» **Requirement**
Check each line for the string "Discuss". Give only the count of lines that have it.

________

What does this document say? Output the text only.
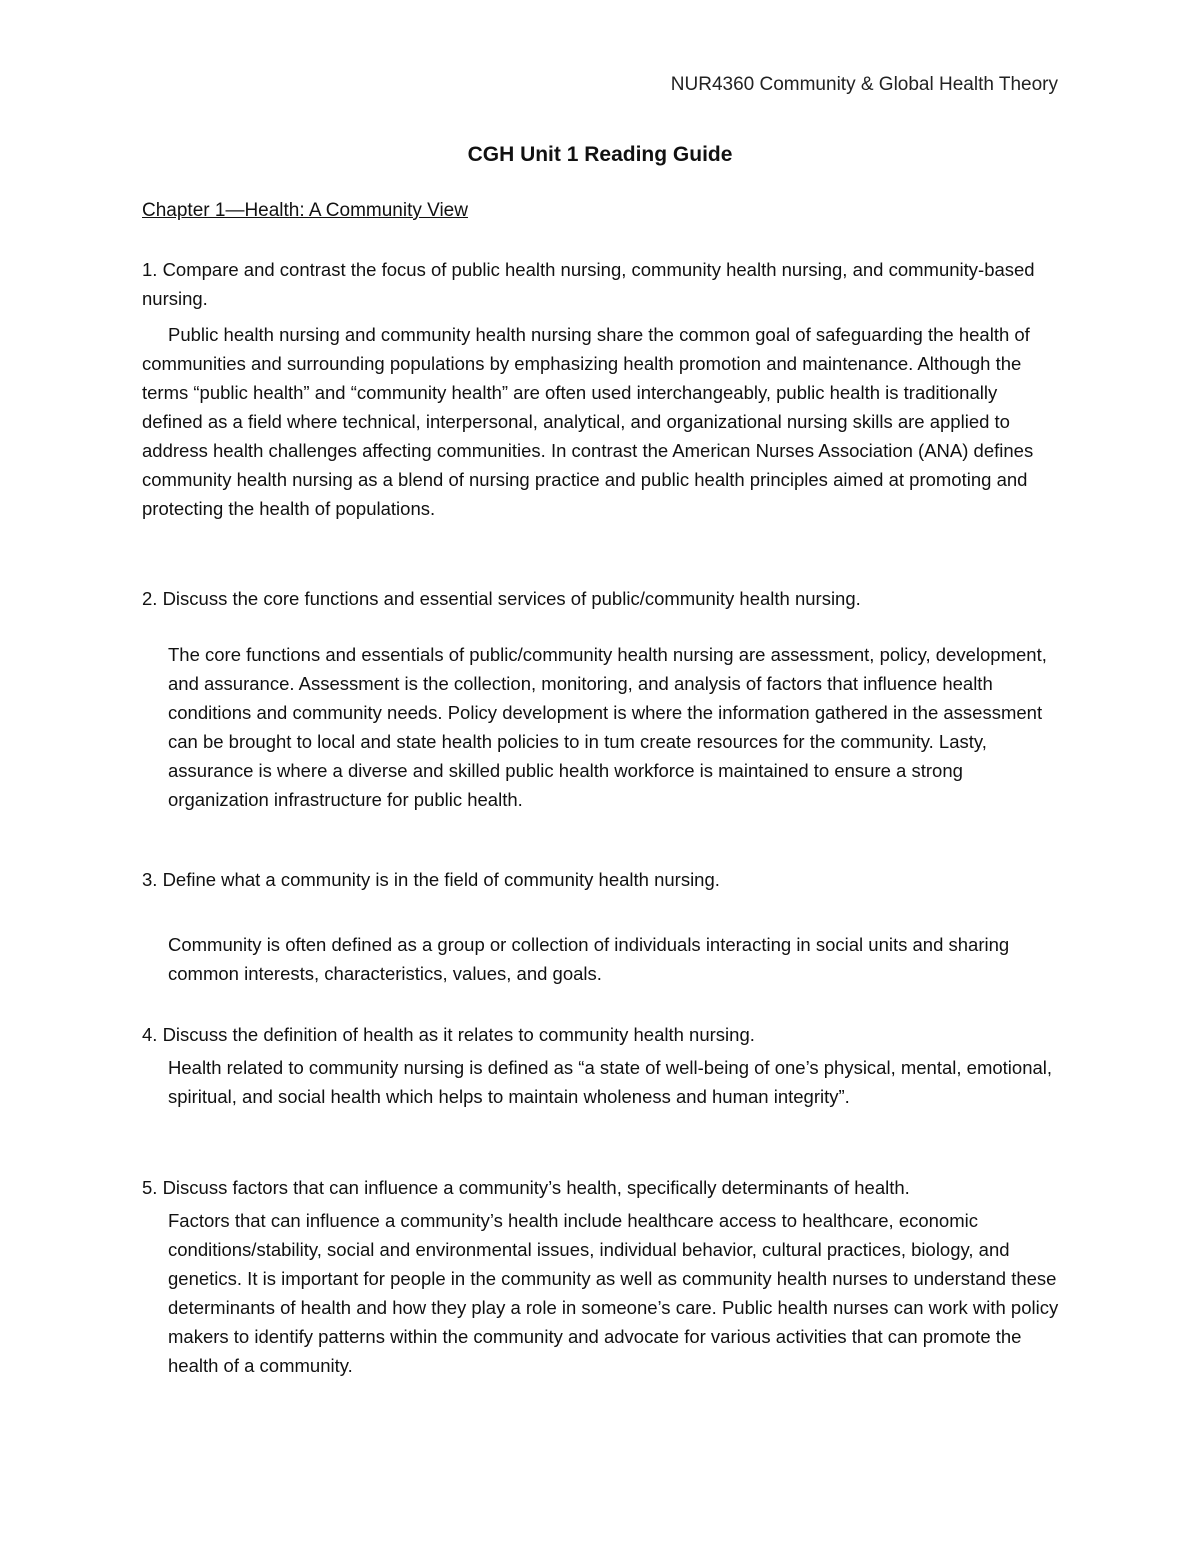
NUR4360 Community & Global Health Theory
CGH Unit 1 Reading Guide
Chapter 1—Health: A Community View
1. Compare and contrast the focus of public health nursing, community health nursing, and community-based nursing.
Public health nursing and community health nursing share the common goal of safeguarding the health of communities and surrounding populations by emphasizing health promotion and maintenance. Although the terms “public health” and “community health” are often used interchangeably, public health is traditionally defined as a field where technical, interpersonal, analytical, and organizational nursing skills are applied to address health challenges affecting communities. In contrast the American Nurses Association (ANA) defines community health nursing as a blend of nursing practice and public health principles aimed at promoting and protecting the health of populations.
2. Discuss the core functions and essential services of public/community health nursing.
The core functions and essentials of public/community health nursing are assessment, policy, development, and assurance. Assessment is the collection, monitoring, and analysis of factors that influence health conditions and community needs. Policy development is where the information gathered in the assessment can be brought to local and state health policies to in tum create resources for the community. Lasty, assurance is where a diverse and skilled public health workforce is maintained to ensure a strong organization infrastructure for public health.
3. Define what a community is in the field of community health nursing.
Community is often defined as a group or collection of individuals interacting in social units and sharing common interests, characteristics, values, and goals.
4. Discuss the definition of health as it relates to community health nursing.
Health related to community nursing is defined as “a state of well-being of one’s physical, mental, emotional, spiritual, and social health which helps to maintain wholeness and human integrity”.
5. Discuss factors that can influence a community’s health, specifically determinants of health.
Factors that can influence a community’s health include healthcare access to healthcare, economic conditions/stability, social and environmental issues, individual behavior, cultural practices, biology, and genetics. It is important for people in the community as well as community health nurses to understand these determinants of health and how they play a role in someone’s care. Public health nurses can work with policy makers to identify patterns within the community and advocate for various activities that can promote the health of a community.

________

» **Answer below**
3